*REQUIREMENT*: Copy every line from the records below that holds the word "index".

------------------------------------

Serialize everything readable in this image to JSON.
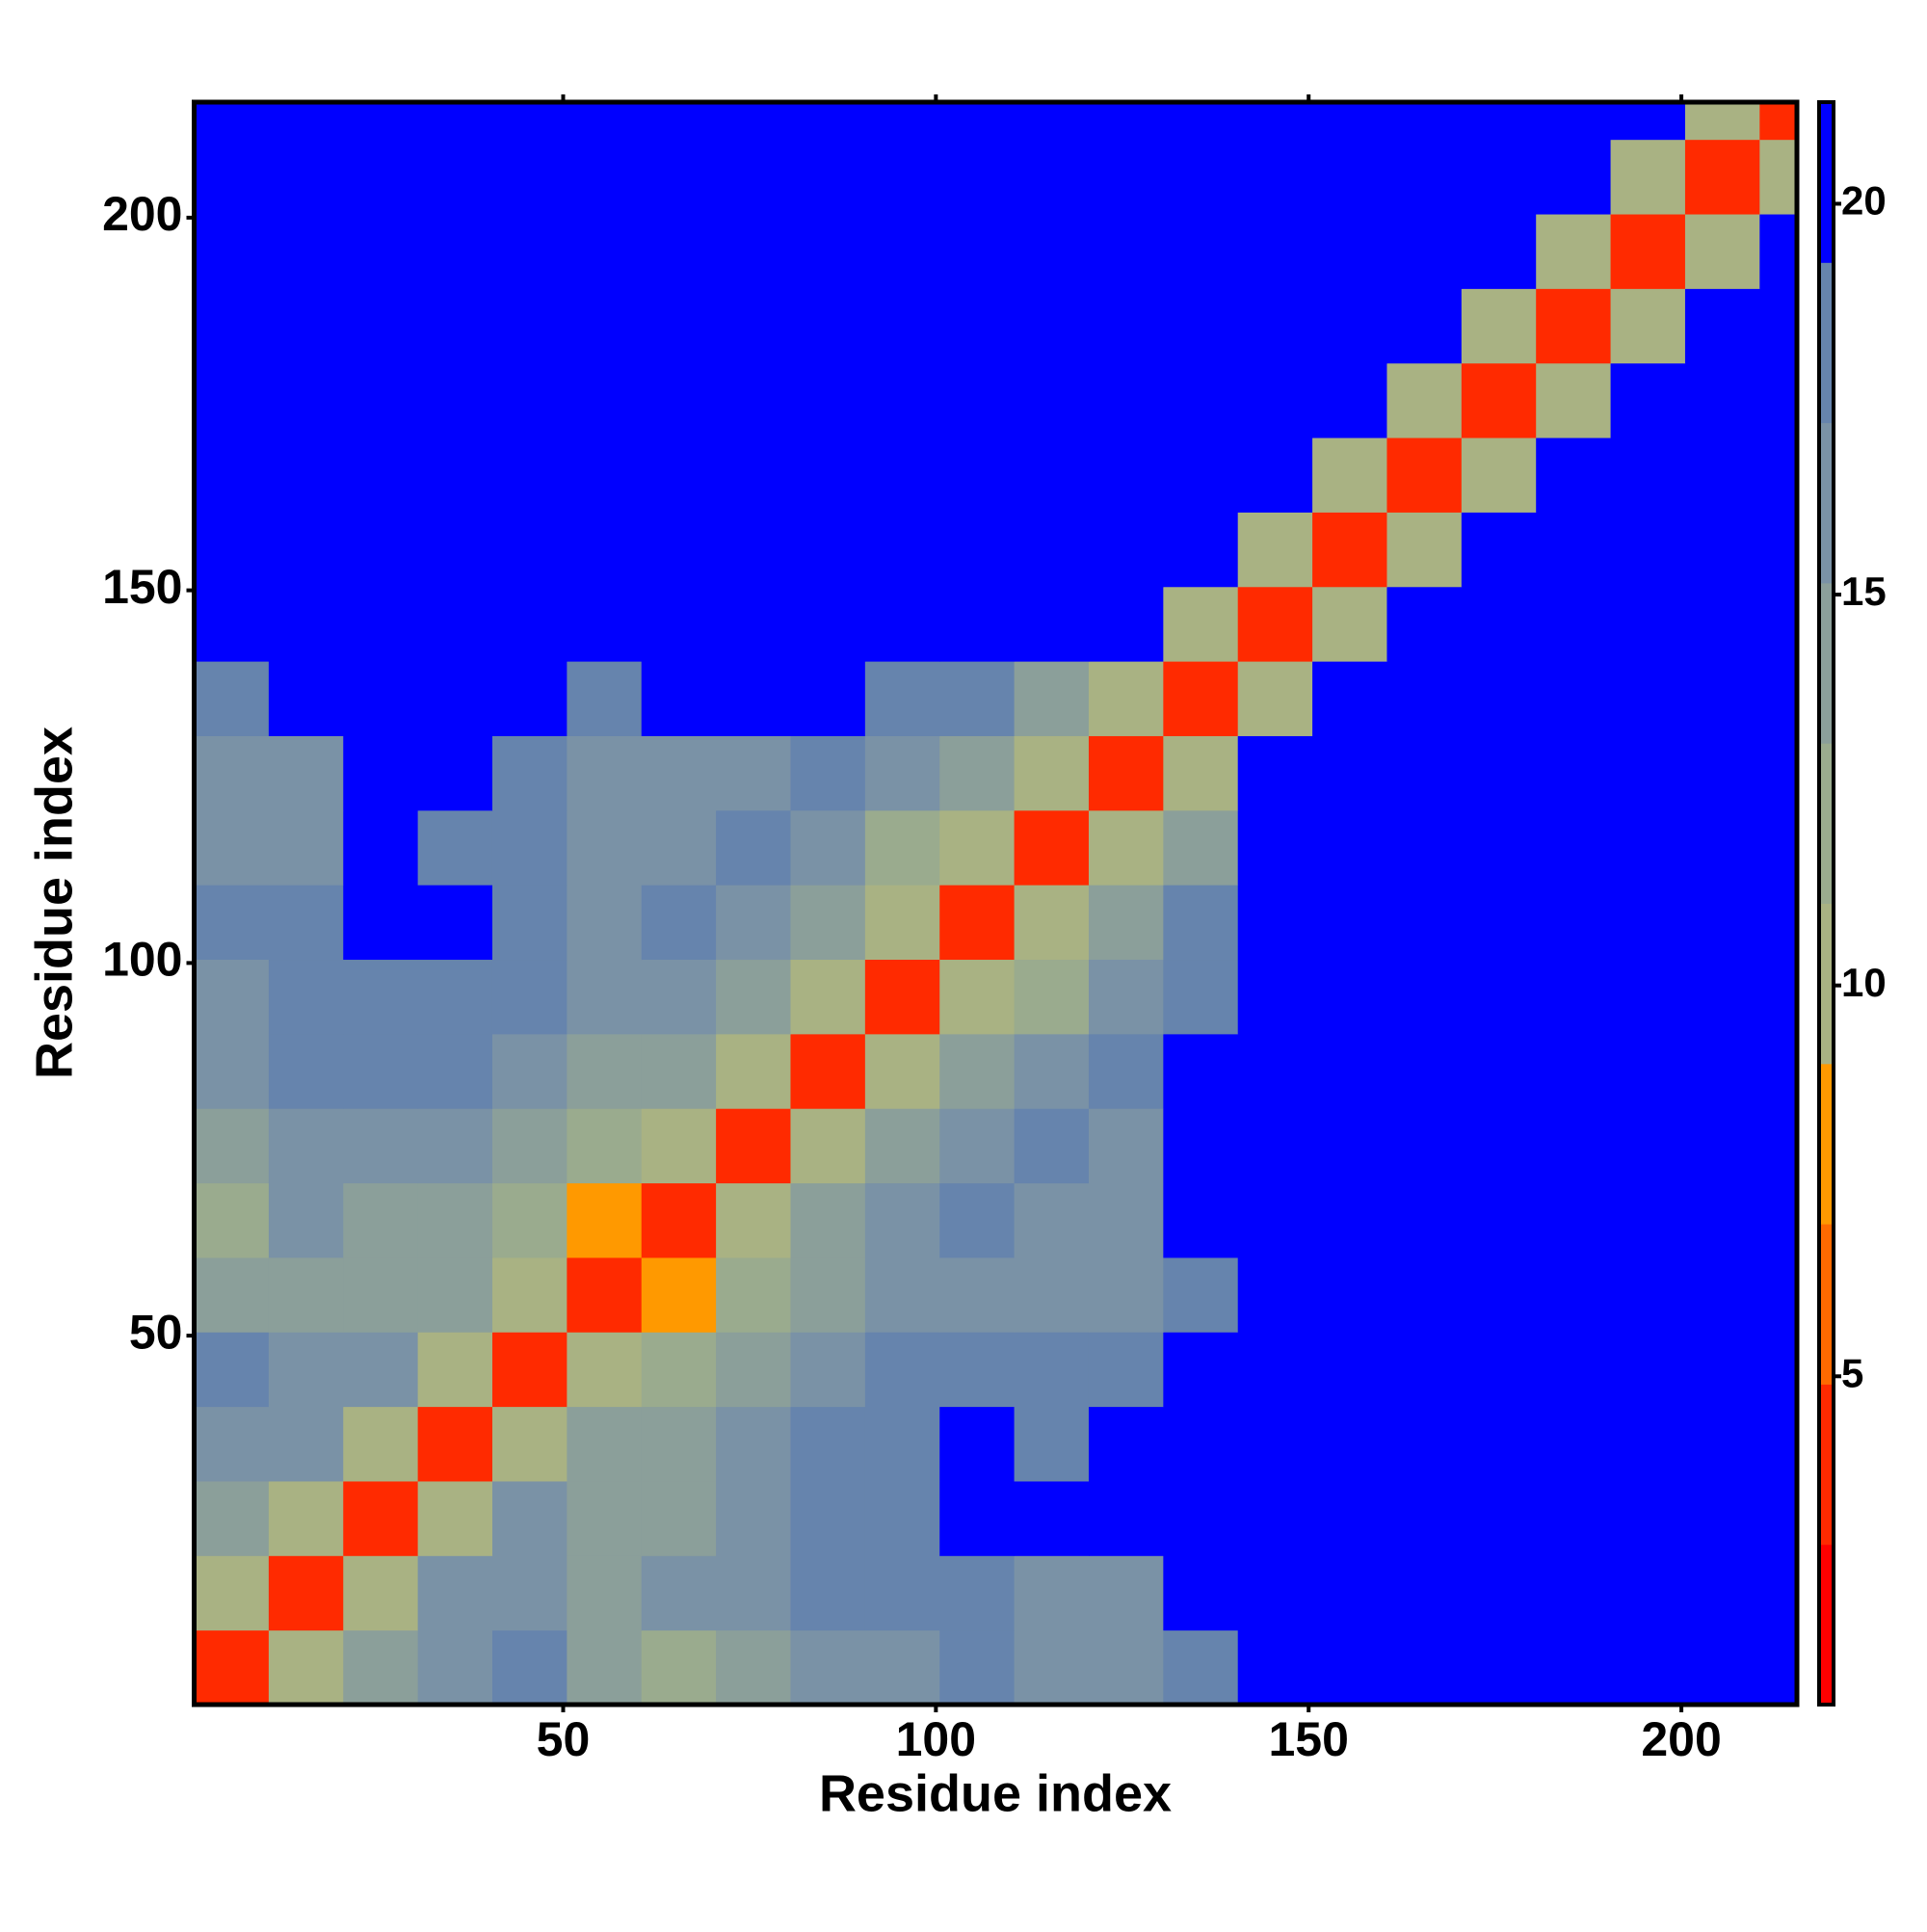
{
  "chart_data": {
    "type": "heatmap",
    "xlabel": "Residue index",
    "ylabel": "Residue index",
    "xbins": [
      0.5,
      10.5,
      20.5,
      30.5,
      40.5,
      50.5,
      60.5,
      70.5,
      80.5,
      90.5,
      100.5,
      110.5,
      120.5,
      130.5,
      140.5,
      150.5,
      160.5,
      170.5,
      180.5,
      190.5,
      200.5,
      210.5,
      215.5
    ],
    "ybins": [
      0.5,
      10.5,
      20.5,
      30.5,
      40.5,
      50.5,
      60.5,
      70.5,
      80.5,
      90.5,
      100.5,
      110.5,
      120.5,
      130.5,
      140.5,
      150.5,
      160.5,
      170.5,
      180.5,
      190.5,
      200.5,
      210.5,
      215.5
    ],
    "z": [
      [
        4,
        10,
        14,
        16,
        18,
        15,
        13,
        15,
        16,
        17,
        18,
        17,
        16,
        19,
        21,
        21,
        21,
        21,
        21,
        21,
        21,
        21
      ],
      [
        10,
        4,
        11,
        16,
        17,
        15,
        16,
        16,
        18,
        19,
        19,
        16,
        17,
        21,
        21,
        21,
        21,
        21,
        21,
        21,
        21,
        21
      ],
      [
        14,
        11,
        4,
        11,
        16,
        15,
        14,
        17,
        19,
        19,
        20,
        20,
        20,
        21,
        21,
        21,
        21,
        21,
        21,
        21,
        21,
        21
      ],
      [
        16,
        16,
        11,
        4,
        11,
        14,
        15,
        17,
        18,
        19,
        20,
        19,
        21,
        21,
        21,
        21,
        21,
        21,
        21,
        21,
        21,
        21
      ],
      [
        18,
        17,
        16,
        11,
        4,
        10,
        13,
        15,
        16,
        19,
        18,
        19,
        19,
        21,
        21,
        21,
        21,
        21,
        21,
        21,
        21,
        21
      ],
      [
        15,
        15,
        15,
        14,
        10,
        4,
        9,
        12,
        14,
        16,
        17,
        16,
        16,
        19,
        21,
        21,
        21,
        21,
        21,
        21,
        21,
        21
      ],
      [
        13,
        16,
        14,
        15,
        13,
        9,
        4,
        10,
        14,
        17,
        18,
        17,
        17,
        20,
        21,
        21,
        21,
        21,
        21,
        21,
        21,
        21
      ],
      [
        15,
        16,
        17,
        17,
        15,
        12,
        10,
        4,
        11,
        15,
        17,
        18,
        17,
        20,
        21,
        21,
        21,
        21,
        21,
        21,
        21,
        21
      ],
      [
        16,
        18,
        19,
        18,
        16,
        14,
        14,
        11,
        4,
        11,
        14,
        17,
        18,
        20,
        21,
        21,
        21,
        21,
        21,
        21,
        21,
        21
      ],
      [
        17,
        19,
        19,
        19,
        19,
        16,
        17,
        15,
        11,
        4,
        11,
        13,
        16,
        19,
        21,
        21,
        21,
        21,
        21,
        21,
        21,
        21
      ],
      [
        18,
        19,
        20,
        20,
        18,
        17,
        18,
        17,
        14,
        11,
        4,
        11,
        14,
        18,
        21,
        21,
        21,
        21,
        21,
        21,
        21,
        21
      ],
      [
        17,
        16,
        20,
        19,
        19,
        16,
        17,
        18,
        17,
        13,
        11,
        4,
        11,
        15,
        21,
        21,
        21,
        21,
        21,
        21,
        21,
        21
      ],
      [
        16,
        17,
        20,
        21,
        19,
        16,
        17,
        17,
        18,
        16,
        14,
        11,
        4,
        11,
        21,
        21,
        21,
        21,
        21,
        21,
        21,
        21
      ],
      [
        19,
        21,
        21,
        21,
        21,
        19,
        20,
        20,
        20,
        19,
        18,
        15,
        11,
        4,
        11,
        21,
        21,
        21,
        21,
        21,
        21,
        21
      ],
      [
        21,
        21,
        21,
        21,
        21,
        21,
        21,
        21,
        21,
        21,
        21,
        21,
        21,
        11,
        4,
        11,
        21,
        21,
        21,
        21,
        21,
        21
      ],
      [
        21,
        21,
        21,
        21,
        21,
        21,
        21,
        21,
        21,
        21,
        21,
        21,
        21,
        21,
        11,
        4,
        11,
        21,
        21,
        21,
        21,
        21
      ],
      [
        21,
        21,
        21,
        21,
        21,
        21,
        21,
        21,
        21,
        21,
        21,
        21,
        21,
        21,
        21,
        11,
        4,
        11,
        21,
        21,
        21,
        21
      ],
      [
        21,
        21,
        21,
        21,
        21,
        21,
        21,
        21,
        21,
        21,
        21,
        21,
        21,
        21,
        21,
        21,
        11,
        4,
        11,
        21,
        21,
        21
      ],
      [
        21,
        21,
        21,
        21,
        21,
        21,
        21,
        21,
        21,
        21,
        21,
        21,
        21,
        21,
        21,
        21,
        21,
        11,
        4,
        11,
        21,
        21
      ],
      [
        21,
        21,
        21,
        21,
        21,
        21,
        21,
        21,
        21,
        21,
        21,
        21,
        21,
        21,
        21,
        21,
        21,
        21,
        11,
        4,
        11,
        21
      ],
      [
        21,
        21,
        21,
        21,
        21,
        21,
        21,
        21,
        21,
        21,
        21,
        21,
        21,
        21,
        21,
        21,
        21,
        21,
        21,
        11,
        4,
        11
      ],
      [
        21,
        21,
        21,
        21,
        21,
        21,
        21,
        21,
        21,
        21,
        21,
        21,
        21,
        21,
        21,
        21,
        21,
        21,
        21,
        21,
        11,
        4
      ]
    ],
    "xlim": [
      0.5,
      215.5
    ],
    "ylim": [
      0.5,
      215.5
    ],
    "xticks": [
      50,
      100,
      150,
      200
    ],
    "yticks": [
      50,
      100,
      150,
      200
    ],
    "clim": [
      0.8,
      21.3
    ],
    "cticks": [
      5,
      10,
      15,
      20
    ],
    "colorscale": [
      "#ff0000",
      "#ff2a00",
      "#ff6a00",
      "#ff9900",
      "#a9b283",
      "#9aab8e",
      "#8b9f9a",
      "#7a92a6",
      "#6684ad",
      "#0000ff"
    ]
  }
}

------------------------------------

*THE REPLY*:
    "xlabel": "Residue index",
    "ylabel": "Residue index",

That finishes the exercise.